_Task material_
-- Begin --

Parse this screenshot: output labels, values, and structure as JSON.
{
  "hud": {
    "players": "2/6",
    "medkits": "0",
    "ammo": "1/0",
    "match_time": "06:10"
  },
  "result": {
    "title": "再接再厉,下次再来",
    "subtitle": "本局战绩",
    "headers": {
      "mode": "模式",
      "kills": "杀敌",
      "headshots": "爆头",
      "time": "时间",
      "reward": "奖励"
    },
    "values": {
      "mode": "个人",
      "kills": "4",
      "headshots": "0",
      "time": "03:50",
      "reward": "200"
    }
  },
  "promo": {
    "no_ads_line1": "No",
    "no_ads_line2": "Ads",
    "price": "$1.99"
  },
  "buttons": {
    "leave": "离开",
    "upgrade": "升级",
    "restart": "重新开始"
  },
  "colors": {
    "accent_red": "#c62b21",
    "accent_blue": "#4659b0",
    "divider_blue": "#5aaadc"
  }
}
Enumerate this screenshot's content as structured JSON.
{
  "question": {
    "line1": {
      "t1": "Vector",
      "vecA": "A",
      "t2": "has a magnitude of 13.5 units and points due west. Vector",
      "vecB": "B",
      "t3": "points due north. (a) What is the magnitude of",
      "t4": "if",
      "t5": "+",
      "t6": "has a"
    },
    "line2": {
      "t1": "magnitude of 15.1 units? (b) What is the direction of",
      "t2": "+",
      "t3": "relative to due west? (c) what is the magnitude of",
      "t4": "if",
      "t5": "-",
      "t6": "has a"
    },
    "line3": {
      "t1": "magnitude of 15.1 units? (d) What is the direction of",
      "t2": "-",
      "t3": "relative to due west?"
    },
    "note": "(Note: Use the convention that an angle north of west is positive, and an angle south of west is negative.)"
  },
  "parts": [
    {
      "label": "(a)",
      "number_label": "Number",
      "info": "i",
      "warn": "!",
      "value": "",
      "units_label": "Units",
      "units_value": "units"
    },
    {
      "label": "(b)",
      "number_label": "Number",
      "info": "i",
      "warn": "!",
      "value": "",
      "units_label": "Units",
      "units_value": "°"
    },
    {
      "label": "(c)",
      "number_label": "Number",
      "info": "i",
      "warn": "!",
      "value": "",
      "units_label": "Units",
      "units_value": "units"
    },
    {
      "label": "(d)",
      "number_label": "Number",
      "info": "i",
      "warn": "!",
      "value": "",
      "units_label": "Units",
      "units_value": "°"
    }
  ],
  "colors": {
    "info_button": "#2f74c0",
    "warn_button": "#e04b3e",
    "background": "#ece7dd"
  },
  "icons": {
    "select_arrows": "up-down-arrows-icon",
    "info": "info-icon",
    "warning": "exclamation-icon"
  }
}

-- End --

Faithfully reproduce all of the records, character for character.

_Response below_
Parse this screenshot: output labels, values, and structure as JSON.
{
  "hud": {
    "players": "2/6",
    "medkits": "0",
    "ammo": "1/0",
    "match_time": "06:10"
  },
  "result": {
    "title": "再接再厉,下次再来",
    "subtitle": "本局战绩",
    "headers": {
      "mode": "模式",
      "kills": "杀敌",
      "headshots": "爆头",
      "time": "时间",
      "reward": "奖励"
    },
    "values": {
      "mode": "个人",
      "kills": "4",
      "headshots": "0",
      "time": "03:50",
      "reward": "200"
    }
  },
  "promo": {
    "no_ads_line1": "No",
    "no_ads_line2": "Ads",
    "price": "$1.99"
  },
  "buttons": {
    "leave": "离开",
    "upgrade": "升级",
    "restart": "重新开始"
  },
  "colors": {
    "accent_red": "#c62b21",
    "accent_blue": "#4659b0",
    "divider_blue": "#5aaadc"
  }
}
Enumerate this screenshot's content as structured JSON.
{
  "question": {
    "line1": {
      "t1": "Vector",
      "vecA": "A",
      "t2": "has a magnitude of 13.5 units and points due west. Vector",
      "vecB": "B",
      "t3": "points due north. (a) What is the magnitude of",
      "t4": "if",
      "t5": "+",
      "t6": "has a"
    },
    "line2": {
      "t1": "magnitude of 15.1 units? (b) What is the direction of",
      "t2": "+",
      "t3": "relative to due west? (c) what is the magnitude of",
      "t4": "if",
      "t5": "-",
      "t6": "has a"
    },
    "line3": {
      "t1": "magnitude of 15.1 units? (d) What is the direction of",
      "t2": "-",
      "t3": "relative to due west?"
    },
    "note": "(Note: Use the convention that an angle north of west is positive, and an angle south of west is negative.)"
  },
  "parts": [
    {
      "label": "(a)",
      "number_label": "Number",
      "info": "i",
      "warn": "!",
      "value": "",
      "units_label": "Units",
      "units_value": "units"
    },
    {
      "label": "(b)",
      "number_label": "Number",
      "info": "i",
      "warn": "!",
      "value": "",
      "units_label": "Units",
      "units_value": "°"
    },
    {
      "label": "(c)",
      "number_label": "Number",
      "info": "i",
      "warn": "!",
      "value": "",
      "units_label": "Units",
      "units_value": "units"
    },
    {
      "label": "(d)",
      "number_label": "Number",
      "info": "i",
      "warn": "!",
      "value": "",
      "units_label": "Units",
      "units_value": "°"
    }
  ],
  "colors": {
    "info_button": "#2f74c0",
    "warn_button": "#e04b3e",
    "background": "#ece7dd"
  },
  "icons": {
    "select_arrows": "up-down-arrows-icon",
    "info": "info-icon",
    "warning": "exclamation-icon"
  }
}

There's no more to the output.